Data shown
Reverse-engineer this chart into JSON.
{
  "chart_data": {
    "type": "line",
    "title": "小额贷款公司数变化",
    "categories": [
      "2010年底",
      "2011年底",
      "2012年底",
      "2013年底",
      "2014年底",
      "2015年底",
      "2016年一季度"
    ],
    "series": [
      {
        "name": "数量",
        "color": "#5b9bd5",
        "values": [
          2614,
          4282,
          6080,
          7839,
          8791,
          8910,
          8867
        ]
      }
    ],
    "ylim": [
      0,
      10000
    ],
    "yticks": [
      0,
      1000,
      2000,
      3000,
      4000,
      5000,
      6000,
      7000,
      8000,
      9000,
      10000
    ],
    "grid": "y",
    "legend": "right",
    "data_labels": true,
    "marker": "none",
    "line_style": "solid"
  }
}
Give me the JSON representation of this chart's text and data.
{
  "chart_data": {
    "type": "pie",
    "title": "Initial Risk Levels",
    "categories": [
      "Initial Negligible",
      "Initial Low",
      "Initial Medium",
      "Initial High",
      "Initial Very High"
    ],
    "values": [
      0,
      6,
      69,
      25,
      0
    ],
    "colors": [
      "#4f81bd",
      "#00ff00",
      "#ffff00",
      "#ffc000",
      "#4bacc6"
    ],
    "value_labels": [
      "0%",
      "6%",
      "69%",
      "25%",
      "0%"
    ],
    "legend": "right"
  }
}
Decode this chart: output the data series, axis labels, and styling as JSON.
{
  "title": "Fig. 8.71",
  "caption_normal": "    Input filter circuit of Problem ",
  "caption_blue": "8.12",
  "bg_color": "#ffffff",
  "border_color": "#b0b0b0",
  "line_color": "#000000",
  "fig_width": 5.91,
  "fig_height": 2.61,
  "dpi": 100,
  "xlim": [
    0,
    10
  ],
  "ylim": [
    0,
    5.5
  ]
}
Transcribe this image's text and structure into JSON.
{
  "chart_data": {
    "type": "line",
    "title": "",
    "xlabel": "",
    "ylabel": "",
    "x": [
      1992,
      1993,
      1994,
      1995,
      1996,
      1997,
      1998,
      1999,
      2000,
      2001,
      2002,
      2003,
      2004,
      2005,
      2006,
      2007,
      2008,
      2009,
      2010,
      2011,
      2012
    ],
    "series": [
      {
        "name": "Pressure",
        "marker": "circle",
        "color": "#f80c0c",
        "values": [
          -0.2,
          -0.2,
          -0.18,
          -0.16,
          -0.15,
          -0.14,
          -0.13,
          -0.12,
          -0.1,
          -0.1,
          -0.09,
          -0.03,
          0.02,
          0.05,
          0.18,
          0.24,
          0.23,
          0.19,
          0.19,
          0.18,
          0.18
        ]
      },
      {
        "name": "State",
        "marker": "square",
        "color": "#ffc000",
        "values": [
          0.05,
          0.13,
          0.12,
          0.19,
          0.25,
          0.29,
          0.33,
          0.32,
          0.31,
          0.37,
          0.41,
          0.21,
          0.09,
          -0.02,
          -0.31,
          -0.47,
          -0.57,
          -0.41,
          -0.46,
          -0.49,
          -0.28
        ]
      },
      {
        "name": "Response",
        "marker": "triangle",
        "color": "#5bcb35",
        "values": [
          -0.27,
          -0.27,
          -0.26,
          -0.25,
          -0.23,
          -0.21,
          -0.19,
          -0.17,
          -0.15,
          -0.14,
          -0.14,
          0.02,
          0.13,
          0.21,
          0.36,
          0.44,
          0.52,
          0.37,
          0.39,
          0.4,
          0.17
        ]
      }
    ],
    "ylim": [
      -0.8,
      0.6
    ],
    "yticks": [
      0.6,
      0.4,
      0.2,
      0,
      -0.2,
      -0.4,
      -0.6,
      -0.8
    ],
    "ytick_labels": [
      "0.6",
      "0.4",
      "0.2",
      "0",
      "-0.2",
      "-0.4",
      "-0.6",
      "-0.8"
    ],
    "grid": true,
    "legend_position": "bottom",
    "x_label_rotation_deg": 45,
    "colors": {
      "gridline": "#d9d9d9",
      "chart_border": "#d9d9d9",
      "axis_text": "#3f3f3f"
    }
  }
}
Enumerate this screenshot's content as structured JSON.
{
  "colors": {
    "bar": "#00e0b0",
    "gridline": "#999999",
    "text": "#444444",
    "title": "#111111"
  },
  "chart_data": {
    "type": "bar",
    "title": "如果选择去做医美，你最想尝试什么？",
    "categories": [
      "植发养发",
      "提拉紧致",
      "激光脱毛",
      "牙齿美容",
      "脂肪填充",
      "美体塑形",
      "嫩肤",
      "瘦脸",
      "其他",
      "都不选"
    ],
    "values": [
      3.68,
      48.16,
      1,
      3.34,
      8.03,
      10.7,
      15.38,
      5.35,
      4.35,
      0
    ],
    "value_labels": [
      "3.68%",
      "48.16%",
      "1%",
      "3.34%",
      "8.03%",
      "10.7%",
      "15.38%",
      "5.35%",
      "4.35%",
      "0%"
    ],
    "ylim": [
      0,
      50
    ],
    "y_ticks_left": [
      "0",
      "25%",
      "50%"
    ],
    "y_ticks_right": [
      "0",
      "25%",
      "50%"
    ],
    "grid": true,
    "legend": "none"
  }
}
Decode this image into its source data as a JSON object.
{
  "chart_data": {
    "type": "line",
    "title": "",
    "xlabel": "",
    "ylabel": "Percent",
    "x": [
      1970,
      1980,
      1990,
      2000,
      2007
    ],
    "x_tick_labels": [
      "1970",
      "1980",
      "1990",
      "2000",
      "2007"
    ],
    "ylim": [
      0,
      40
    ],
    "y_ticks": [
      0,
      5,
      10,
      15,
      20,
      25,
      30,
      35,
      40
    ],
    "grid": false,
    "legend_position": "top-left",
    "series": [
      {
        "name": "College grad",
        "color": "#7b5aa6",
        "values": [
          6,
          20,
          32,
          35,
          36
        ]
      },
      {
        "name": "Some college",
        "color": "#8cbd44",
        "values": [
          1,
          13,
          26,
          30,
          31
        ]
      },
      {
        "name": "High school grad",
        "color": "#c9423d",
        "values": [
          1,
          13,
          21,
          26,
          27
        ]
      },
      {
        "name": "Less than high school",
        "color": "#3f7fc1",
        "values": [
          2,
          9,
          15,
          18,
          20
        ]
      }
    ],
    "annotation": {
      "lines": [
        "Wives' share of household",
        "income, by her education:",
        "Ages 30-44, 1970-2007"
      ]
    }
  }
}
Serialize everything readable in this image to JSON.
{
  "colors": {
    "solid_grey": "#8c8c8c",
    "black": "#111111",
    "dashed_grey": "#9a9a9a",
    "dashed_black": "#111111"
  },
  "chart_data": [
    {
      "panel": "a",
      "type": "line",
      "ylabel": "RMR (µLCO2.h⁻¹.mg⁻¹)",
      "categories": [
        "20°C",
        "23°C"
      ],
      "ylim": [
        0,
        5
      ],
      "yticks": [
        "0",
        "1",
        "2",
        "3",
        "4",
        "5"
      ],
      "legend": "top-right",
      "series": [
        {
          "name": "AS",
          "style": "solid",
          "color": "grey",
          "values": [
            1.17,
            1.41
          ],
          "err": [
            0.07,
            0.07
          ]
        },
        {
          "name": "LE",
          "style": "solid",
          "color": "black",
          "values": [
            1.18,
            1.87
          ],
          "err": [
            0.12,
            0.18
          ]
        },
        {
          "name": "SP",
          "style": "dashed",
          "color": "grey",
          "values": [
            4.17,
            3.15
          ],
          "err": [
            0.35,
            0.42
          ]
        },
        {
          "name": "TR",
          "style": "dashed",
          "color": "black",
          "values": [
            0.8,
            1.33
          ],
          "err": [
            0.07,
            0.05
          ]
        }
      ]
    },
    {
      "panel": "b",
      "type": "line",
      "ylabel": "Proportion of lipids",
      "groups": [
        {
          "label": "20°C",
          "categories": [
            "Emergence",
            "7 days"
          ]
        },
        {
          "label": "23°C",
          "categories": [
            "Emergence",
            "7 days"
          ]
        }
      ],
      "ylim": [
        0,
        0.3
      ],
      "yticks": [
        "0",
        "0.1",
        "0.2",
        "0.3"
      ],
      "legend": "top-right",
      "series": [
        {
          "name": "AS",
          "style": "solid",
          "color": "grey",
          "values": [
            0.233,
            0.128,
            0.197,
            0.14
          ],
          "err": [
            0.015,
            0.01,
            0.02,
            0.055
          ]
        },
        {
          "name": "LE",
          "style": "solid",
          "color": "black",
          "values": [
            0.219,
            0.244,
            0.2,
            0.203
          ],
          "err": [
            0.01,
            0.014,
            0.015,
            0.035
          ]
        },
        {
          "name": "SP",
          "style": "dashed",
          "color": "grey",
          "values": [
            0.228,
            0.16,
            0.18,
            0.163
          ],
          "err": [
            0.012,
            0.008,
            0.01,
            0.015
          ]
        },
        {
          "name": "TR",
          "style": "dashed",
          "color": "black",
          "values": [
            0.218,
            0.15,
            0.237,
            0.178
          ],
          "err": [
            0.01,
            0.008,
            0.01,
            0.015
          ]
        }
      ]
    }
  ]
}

The task
Identify all lines where the word "grad" shows up. Copy them.

Task output
        "name": "College grad",
        "name": "High school grad",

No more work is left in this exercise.